=== TASK INPUT ===

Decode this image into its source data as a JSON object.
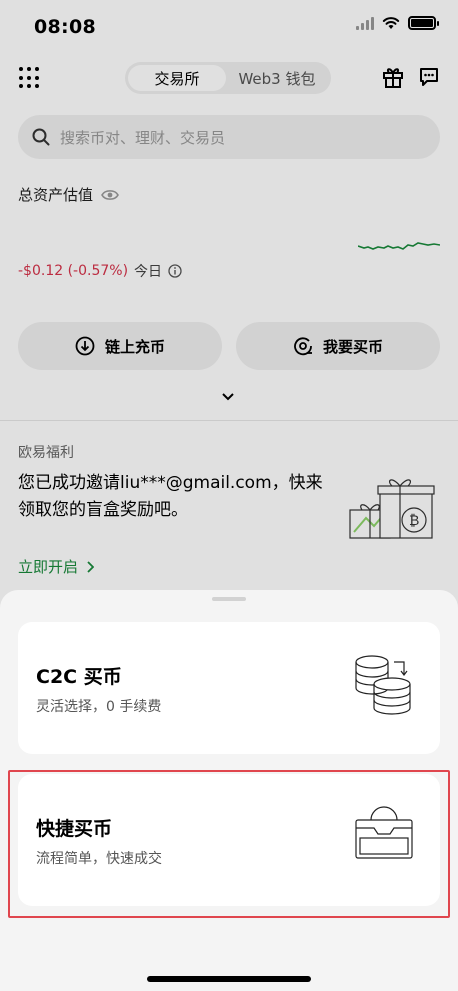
{
  "status_bar": {
    "time": "08:08"
  },
  "header": {
    "tabs": [
      {
        "label": "交易所",
        "active": true
      },
      {
        "label": "Web3 钱包",
        "active": false
      }
    ]
  },
  "search": {
    "placeholder": "搜索币对、理财、交易员"
  },
  "assets": {
    "label": "总资产估值",
    "pnl_value": "-$0.12 (-0.57%)",
    "pnl_period": "今日"
  },
  "actions": [
    {
      "label": "链上充币",
      "icon": "download-icon"
    },
    {
      "label": "我要买币",
      "icon": "buy-coin-icon"
    }
  ],
  "welfare": {
    "title": "欧易福利",
    "text": "您已成功邀请liu***@gmail.com，快来领取您的盲盒奖励吧。",
    "link": "立即开启"
  },
  "sheet": {
    "options": [
      {
        "title": "C2C 买币",
        "subtitle": "灵活选择，0 手续费",
        "icon": "coins-exchange-icon"
      },
      {
        "title": "快捷买币",
        "subtitle": "流程简单，快速成交",
        "icon": "wallet-coin-icon"
      }
    ]
  },
  "colors": {
    "negative": "#d6334a",
    "positive": "#1a8a3c",
    "highlight": "#e0464e"
  }
}
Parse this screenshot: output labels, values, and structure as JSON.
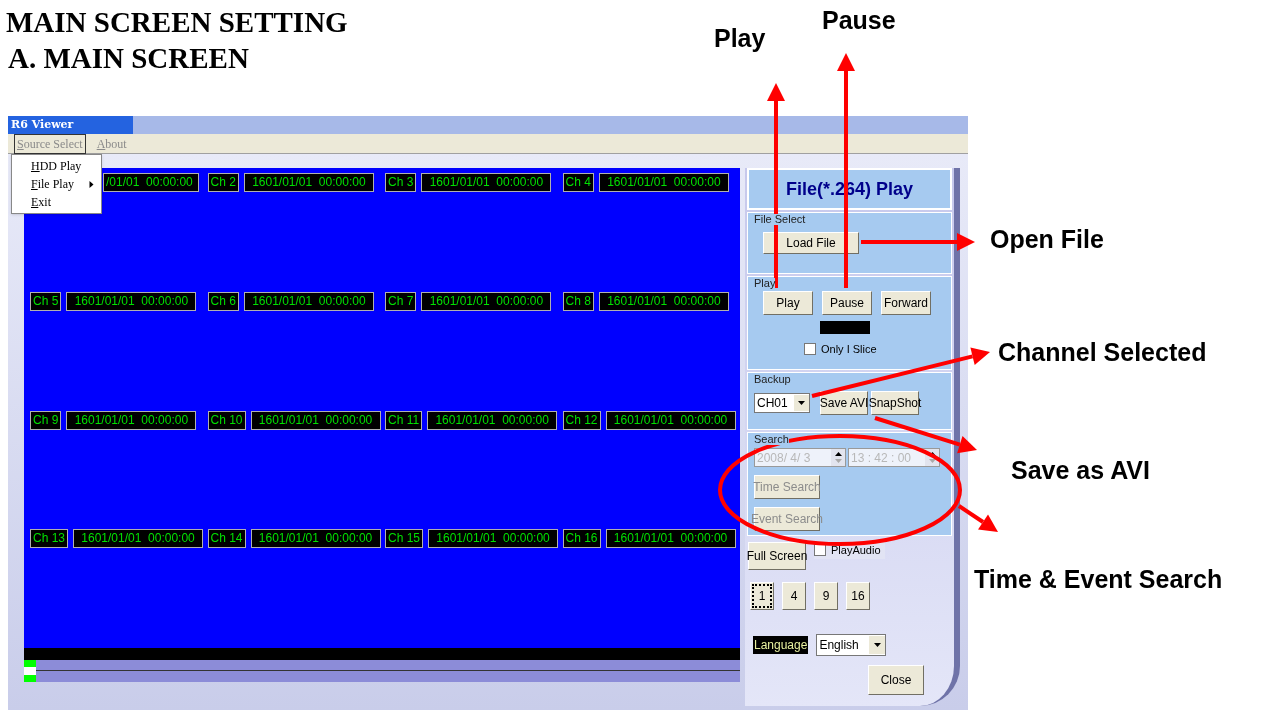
{
  "heading": {
    "title": "MAIN SCREEN SETTING",
    "subtitle": "A. MAIN SCREEN"
  },
  "window": {
    "title": "R6 Viewer"
  },
  "menu_bar": [
    {
      "label": "Source Select",
      "selected": true
    },
    {
      "label": "About",
      "selected": false
    }
  ],
  "dropdown": [
    {
      "label": "HDD Play",
      "submenu": false
    },
    {
      "label": "File Play",
      "submenu": true
    },
    {
      "label": "Exit",
      "submenu": false
    }
  ],
  "channels": [
    {
      "time": "/01/01  00:00:00"
    },
    {
      "label": "Ch 2",
      "time": "1601/01/01  00:00:00"
    },
    {
      "label": "Ch 3",
      "time": "1601/01/01  00:00:00"
    },
    {
      "label": "Ch 4",
      "time": "1601/01/01  00:00:00"
    },
    {
      "label": "Ch 5",
      "time": "1601/01/01  00:00:00"
    },
    {
      "label": "Ch 6",
      "time": "1601/01/01  00:00:00"
    },
    {
      "label": "Ch 7",
      "time": "1601/01/01  00:00:00"
    },
    {
      "label": "Ch 8",
      "time": "1601/01/01  00:00:00"
    },
    {
      "label": "Ch 9",
      "time": "1601/01/01  00:00:00"
    },
    {
      "label": "Ch 10",
      "time": "1601/01/01  00:00:00"
    },
    {
      "label": "Ch 11",
      "time": "1601/01/01  00:00:00"
    },
    {
      "label": "Ch 12",
      "time": "1601/01/01  00:00:00"
    },
    {
      "label": "Ch 13",
      "time": "1601/01/01  00:00:00"
    },
    {
      "label": "Ch 14",
      "time": "1601/01/01  00:00:00"
    },
    {
      "label": "Ch 15",
      "time": "1601/01/01  00:00:00"
    },
    {
      "label": "Ch 16",
      "time": "1601/01/01  00:00:00"
    }
  ],
  "panel": {
    "title": "File(*.264) Play",
    "file_select": {
      "legend": "File Select",
      "button": "Load File"
    },
    "play": {
      "legend": "Play",
      "buttons": [
        "Play",
        "Pause",
        "Forward"
      ],
      "only_i_slice": {
        "label": "Only I Slice",
        "checked": false
      }
    },
    "backup": {
      "legend": "Backup",
      "channel": "CH01",
      "buttons": [
        "Save AVI",
        "SnapShot"
      ]
    },
    "search": {
      "legend": "Search",
      "date": "2008/ 4/ 3",
      "time": "13 : 42 : 00",
      "buttons": [
        "Time Search",
        "Event Search"
      ],
      "disabled": true
    },
    "full_screen": "Full Screen",
    "play_audio": {
      "label": "PlayAudio",
      "checked": false
    },
    "layouts": [
      {
        "label": "1",
        "selected": true
      },
      {
        "label": "4",
        "selected": false
      },
      {
        "label": "9",
        "selected": false
      },
      {
        "label": "16",
        "selected": false
      }
    ],
    "language": {
      "label": "Language",
      "value": "English"
    },
    "close": "Close"
  },
  "annotations": [
    {
      "text": "Play"
    },
    {
      "text": "Pause"
    },
    {
      "text": "Open File"
    },
    {
      "text": "Channel Selected"
    },
    {
      "text": "Save as AVI"
    },
    {
      "text": "Time & Event Search"
    }
  ]
}
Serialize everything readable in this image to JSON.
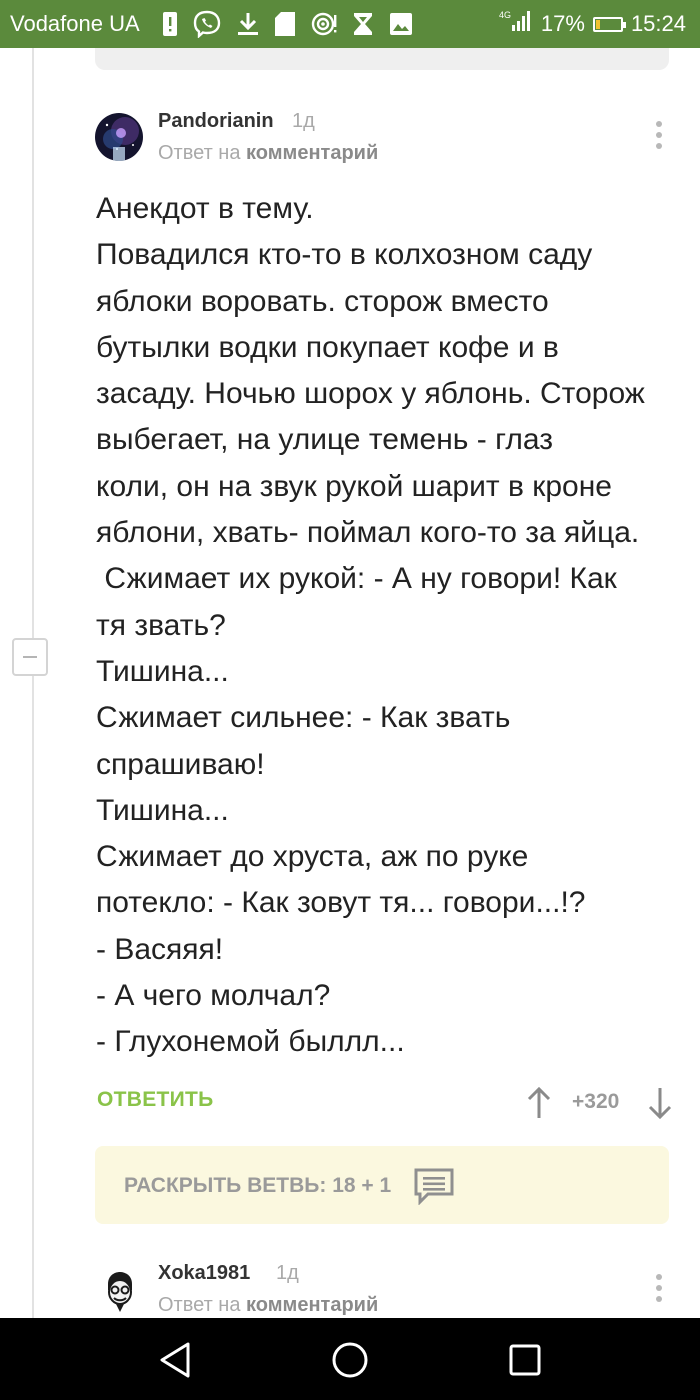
{
  "status_bar": {
    "carrier": "Vodafone UA",
    "network": "4G",
    "battery_percent": "17%",
    "battery_level": 0.17,
    "time": "15:24",
    "icons": [
      "sim-alert-icon",
      "viber-icon",
      "download-icon",
      "sd-card-icon",
      "wifi-hotspot-icon",
      "hourglass-icon",
      "image-icon",
      "signal-icon",
      "battery-icon"
    ]
  },
  "comments": [
    {
      "author": "Pandorianin",
      "time": "1д",
      "reply_prefix": "Ответ на",
      "reply_target": "комментарий",
      "body_lines": [
        "Анекдот в тему.",
        "Повадился кто-то в колхозном саду",
        "яблоки воровать. сторож вместо",
        "бутылки водки покупает кофе и в",
        "засаду. Ночью шорох у яблонь. Сторож",
        "выбегает, на улице темень - глаз",
        "коли, он на звук рукой шарит в кроне",
        "яблони, хвать- поймал кого-то за яйца.",
        " Сжимает их рукой: - А ну говори! Как",
        "тя звать?",
        "Тишина...",
        "Сжимает сильнее: - Как звать",
        "спрашиваю!",
        "Тишина...",
        "Сжимает до хруста, аж по руке",
        "потекло: - Как зовут тя... говори...!?",
        "- Васяяя!",
        "- А чего молчал?",
        "- Глухонемой быллл..."
      ],
      "reply_label": "ОТВЕТИТЬ",
      "rating": "+320",
      "expand_label": "РАСКРЫТЬ ВЕТВЬ: 18 + 1"
    },
    {
      "author": "Xoka1981",
      "time": "1д",
      "reply_prefix": "Ответ на",
      "reply_target": "комментарий"
    }
  ],
  "colors": {
    "status_bar": "#5b8a3c",
    "reply_green": "#8ac349",
    "expand_bg": "#fbf8df",
    "muted_text": "#a9a9a9"
  }
}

===

EXERCISE REQUIREMENTS: Nothing but the pictures may be dropped; output the records above exactly.

RESULT:
Decode this image into its source data as a JSON object.
{
  "status_bar": {
    "time": "08:08"
  },
  "header": {
    "tabs": [
      {
        "label": "交易所",
        "active": true
      },
      {
        "label": "Web3 钱包",
        "active": false
      }
    ]
  },
  "search": {
    "placeholder": "搜索币对、理财、交易员"
  },
  "assets": {
    "label": "总资产估值",
    "pnl_value": "-$0.12 (-0.57%)",
    "pnl_period": "今日"
  },
  "actions": [
    {
      "label": "链上充币",
      "icon": "download-icon"
    },
    {
      "label": "我要买币",
      "icon": "buy-coin-icon"
    }
  ],
  "welfare": {
    "title": "欧易福利",
    "text": "您已成功邀请liu***@gmail.com，快来领取您的盲盒奖励吧。",
    "link": "立即开启"
  },
  "sheet": {
    "options": [
      {
        "title": "C2C 买币",
        "subtitle": "灵活选择，0 手续费",
        "icon": "coins-exchange-icon"
      },
      {
        "title": "快捷买币",
        "subtitle": "流程简单，快速成交",
        "icon": "wallet-coin-icon"
      }
    ]
  },
  "colors": {
    "negative": "#d6334a",
    "positive": "#1a8a3c",
    "highlight": "#e0464e"
  }
}
Parse this screenshot: output labels, values, and structure as JSON.
{
  "heading": {
    "title": "MAIN SCREEN SETTING",
    "subtitle": "A. MAIN SCREEN"
  },
  "window": {
    "title": "R6 Viewer"
  },
  "menu_bar": [
    {
      "label": "Source Select",
      "selected": true
    },
    {
      "label": "About",
      "selected": false
    }
  ],
  "dropdown": [
    {
      "label": "HDD Play",
      "submenu": false
    },
    {
      "label": "File Play",
      "submenu": true
    },
    {
      "label": "Exit",
      "submenu": false
    }
  ],
  "channels": [
    {
      "time": "/01/01  00:00:00"
    },
    {
      "label": "Ch 2",
      "time": "1601/01/01  00:00:00"
    },
    {
      "label": "Ch 3",
      "time": "1601/01/01  00:00:00"
    },
    {
      "label": "Ch 4",
      "time": "1601/01/01  00:00:00"
    },
    {
      "label": "Ch 5",
      "time": "1601/01/01  00:00:00"
    },
    {
      "label": "Ch 6",
      "time": "1601/01/01  00:00:00"
    },
    {
      "label": "Ch 7",
      "time": "1601/01/01  00:00:00"
    },
    {
      "label": "Ch 8",
      "time": "1601/01/01  00:00:00"
    },
    {
      "label": "Ch 9",
      "time": "1601/01/01  00:00:00"
    },
    {
      "label": "Ch 10",
      "time": "1601/01/01  00:00:00"
    },
    {
      "label": "Ch 11",
      "time": "1601/01/01  00:00:00"
    },
    {
      "label": "Ch 12",
      "time": "1601/01/01  00:00:00"
    },
    {
      "label": "Ch 13",
      "time": "1601/01/01  00:00:00"
    },
    {
      "label": "Ch 14",
      "time": "1601/01/01  00:00:00"
    },
    {
      "label": "Ch 15",
      "time": "1601/01/01  00:00:00"
    },
    {
      "label": "Ch 16",
      "time": "1601/01/01  00:00:00"
    }
  ],
  "panel": {
    "title": "File(*.264) Play",
    "file_select": {
      "legend": "File Select",
      "button": "Load File"
    },
    "play": {
      "legend": "Play",
      "buttons": [
        "Play",
        "Pause",
        "Forward"
      ],
      "only_i_slice": {
        "label": "Only I Slice",
        "checked": false
      }
    },
    "backup": {
      "legend": "Backup",
      "channel": "CH01",
      "buttons": [
        "Save AVI",
        "SnapShot"
      ]
    },
    "search": {
      "legend": "Search",
      "date": "2008/ 4/ 3",
      "time": "13 : 42 : 00",
      "buttons": [
        "Time Search",
        "Event Search"
      ],
      "disabled": true
    },
    "full_screen": "Full Screen",
    "play_audio": {
      "label": "PlayAudio",
      "checked": false
    },
    "layouts": [
      {
        "label": "1",
        "selected": true
      },
      {
        "label": "4",
        "selected": false
      },
      {
        "label": "9",
        "selected": false
      },
      {
        "label": "16",
        "selected": false
      }
    ],
    "language": {
      "label": "Language",
      "value": "English"
    },
    "close": "Close"
  },
  "annotations": [
    {
      "text": "Play"
    },
    {
      "text": "Pause"
    },
    {
      "text": "Open File"
    },
    {
      "text": "Channel Selected"
    },
    {
      "text": "Save as AVI"
    },
    {
      "text": "Time & Event Search"
    }
  ]
}
Serialize everything readable in this image to JSON.
{
  "status_bar": {
    "carrier": "Vodafone UA",
    "network": "4G",
    "battery_percent": "17%",
    "battery_level": 0.17,
    "time": "15:24",
    "icons": [
      "sim-alert-icon",
      "viber-icon",
      "download-icon",
      "sd-card-icon",
      "wifi-hotspot-icon",
      "hourglass-icon",
      "image-icon",
      "signal-icon",
      "battery-icon"
    ]
  },
  "comments": [
    {
      "author": "Pandorianin",
      "time": "1д",
      "reply_prefix": "Ответ на",
      "reply_target": "комментарий",
      "body_lines": [
        "Анекдот в тему.",
        "Повадился кто-то в колхозном саду",
        "яблоки воровать. сторож вместо",
        "бутылки водки покупает кофе и в",
        "засаду. Ночью шорох у яблонь. Сторож",
        "выбегает, на улице темень - глаз",
        "коли, он на звук рукой шарит в кроне",
        "яблони, хвать- поймал кого-то за яйца.",
        " Сжимает их рукой: - А ну говори! Как",
        "тя звать?",
        "Тишина...",
        "Сжимает сильнее: - Как звать",
        "спрашиваю!",
        "Тишина...",
        "Сжимает до хруста, аж по руке",
        "потекло: - Как зовут тя... говори...!?",
        "- Васяяя!",
        "- А чего молчал?",
        "- Глухонемой быллл..."
      ],
      "reply_label": "ОТВЕТИТЬ",
      "rating": "+320",
      "expand_label": "РАСКРЫТЬ ВЕТВЬ: 18 + 1"
    },
    {
      "author": "Xoka1981",
      "time": "1д",
      "reply_prefix": "Ответ на",
      "reply_target": "комментарий"
    }
  ],
  "colors": {
    "status_bar": "#5b8a3c",
    "reply_green": "#8ac349",
    "expand_bg": "#fbf8df",
    "muted_text": "#a9a9a9"
  }
}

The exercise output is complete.